◆ **What to produce**: Copy out all lines with the word "suffix" in them.

◆ **Material for this task**:

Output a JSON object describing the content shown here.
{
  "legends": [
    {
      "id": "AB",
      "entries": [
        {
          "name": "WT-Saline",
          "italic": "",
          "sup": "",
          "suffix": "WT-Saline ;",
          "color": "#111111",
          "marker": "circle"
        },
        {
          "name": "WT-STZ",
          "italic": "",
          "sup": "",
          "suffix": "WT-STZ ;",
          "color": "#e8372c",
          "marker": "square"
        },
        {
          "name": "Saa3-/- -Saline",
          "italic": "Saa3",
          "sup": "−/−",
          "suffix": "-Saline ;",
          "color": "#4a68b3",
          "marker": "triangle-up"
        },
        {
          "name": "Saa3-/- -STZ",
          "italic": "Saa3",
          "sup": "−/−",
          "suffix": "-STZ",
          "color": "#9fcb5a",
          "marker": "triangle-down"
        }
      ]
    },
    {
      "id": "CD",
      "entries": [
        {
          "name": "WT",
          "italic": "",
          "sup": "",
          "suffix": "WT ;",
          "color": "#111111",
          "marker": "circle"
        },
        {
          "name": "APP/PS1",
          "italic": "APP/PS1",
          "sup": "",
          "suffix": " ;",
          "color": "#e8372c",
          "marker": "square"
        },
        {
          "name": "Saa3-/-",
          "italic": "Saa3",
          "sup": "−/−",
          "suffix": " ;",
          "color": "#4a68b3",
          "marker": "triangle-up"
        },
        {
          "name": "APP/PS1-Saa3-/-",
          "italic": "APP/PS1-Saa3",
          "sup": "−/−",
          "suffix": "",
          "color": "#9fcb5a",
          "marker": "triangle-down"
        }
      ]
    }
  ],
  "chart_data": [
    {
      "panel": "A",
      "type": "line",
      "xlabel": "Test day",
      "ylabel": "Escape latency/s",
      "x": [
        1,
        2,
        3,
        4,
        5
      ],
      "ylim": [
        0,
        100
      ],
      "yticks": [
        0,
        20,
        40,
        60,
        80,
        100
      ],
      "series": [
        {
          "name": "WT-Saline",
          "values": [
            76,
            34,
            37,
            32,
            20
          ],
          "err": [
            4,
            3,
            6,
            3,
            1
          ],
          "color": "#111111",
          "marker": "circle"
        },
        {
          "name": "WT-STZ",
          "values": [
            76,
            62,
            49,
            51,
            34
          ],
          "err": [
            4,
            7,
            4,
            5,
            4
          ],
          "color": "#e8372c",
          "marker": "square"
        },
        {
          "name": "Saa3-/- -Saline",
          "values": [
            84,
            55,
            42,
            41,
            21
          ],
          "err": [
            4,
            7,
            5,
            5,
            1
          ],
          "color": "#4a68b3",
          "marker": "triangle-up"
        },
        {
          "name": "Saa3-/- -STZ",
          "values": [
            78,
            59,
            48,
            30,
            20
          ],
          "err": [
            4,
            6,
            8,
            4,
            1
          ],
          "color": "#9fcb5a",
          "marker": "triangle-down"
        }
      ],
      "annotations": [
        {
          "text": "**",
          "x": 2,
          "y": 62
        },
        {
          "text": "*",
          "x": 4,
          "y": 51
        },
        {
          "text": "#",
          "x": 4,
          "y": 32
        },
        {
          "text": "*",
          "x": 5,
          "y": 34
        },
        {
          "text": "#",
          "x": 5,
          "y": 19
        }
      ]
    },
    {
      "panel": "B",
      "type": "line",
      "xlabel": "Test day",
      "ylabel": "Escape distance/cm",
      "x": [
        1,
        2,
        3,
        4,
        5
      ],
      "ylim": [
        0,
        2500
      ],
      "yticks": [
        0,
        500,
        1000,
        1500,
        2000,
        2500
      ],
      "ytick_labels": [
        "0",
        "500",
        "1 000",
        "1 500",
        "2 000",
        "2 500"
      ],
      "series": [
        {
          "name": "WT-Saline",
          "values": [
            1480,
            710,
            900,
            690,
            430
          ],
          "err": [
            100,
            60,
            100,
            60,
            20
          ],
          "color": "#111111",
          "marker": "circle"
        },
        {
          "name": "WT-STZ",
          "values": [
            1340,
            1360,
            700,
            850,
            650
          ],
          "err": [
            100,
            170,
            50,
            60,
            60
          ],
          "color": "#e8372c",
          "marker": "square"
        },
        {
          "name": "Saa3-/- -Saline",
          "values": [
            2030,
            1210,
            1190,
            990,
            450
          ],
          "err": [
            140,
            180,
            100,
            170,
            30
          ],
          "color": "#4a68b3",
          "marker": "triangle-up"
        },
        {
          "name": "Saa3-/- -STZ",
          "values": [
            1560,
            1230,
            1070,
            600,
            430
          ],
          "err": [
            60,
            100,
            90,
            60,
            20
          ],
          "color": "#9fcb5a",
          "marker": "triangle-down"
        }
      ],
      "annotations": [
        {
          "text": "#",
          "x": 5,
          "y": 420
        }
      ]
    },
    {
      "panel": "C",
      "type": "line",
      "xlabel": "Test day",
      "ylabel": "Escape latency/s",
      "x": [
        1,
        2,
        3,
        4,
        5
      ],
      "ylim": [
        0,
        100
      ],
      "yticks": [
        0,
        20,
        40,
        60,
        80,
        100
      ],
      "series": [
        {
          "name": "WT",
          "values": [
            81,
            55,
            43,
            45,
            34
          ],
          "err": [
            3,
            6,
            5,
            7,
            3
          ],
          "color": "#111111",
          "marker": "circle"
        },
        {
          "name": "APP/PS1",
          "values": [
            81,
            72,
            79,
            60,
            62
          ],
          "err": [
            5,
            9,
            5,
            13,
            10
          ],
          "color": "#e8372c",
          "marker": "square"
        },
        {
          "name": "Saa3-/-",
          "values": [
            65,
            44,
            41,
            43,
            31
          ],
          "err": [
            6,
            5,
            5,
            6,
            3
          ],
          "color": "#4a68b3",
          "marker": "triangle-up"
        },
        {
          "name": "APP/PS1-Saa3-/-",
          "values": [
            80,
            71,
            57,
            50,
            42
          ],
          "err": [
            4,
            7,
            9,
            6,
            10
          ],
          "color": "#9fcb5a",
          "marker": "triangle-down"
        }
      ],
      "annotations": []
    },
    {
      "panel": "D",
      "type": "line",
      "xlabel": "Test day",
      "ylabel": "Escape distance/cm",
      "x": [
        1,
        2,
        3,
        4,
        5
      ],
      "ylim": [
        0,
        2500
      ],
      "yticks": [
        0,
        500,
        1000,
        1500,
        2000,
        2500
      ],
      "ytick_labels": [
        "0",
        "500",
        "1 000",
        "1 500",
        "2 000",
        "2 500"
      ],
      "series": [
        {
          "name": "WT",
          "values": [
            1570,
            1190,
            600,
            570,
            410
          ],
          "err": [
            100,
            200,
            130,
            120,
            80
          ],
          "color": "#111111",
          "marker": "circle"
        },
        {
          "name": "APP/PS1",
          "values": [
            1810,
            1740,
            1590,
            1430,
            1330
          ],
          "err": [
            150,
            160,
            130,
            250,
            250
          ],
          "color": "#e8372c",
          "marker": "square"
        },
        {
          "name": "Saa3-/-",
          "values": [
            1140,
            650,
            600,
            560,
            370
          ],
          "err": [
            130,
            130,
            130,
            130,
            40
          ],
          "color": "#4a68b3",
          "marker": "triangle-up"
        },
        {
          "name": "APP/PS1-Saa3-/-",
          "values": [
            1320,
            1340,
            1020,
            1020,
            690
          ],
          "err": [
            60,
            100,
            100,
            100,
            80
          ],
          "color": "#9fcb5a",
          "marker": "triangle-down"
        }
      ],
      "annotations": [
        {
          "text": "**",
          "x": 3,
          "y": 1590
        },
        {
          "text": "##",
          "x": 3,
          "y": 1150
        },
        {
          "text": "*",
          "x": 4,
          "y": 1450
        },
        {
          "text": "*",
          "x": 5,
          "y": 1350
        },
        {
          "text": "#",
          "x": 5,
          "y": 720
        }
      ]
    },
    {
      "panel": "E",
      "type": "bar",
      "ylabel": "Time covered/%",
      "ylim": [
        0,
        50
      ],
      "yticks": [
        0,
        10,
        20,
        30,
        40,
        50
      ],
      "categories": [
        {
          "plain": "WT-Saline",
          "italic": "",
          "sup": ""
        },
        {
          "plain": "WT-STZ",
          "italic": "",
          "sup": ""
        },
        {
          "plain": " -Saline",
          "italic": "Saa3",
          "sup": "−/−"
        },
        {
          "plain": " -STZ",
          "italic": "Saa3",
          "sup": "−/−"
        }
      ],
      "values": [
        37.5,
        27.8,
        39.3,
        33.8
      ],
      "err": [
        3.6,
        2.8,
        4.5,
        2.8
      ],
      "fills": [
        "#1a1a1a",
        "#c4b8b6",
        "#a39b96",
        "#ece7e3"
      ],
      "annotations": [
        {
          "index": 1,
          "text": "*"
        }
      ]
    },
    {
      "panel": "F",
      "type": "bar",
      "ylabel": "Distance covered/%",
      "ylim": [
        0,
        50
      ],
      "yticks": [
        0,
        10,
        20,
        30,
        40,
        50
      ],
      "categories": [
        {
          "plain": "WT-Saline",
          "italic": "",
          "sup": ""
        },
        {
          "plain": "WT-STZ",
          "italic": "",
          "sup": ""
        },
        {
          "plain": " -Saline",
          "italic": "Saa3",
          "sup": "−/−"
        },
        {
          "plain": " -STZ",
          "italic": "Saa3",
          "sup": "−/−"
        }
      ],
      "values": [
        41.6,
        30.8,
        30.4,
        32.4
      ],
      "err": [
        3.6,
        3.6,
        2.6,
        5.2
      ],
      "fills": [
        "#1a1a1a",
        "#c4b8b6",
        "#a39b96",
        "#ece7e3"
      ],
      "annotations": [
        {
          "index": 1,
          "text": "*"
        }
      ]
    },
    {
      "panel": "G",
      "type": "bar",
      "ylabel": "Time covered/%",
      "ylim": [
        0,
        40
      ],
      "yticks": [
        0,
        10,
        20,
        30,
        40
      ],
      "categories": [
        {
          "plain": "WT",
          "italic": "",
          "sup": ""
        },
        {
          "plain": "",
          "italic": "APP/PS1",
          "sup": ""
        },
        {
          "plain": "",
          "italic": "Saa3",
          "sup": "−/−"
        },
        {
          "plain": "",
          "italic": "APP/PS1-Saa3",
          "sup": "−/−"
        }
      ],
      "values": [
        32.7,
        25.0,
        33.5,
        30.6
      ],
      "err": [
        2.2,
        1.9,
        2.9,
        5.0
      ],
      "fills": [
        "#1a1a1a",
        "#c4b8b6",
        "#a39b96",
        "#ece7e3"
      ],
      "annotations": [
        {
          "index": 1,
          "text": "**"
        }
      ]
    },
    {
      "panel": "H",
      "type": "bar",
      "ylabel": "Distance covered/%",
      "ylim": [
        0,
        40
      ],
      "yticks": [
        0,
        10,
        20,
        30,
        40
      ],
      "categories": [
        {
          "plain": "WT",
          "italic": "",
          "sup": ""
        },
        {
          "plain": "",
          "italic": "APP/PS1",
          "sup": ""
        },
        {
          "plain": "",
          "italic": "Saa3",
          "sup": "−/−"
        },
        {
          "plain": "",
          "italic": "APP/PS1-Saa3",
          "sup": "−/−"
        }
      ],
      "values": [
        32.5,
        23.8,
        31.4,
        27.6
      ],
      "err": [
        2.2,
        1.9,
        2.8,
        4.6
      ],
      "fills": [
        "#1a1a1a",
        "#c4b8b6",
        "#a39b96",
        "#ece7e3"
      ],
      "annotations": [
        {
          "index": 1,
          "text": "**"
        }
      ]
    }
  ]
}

◆ **Expected output**:
          "suffix": "WT-Saline ;",
          "suffix": "WT-STZ ;",
          "suffix": "-Saline ;",
          "suffix": "-STZ",
          "suffix": "WT ;",
          "suffix": " ;",
          "suffix": " ;",
          "suffix": "",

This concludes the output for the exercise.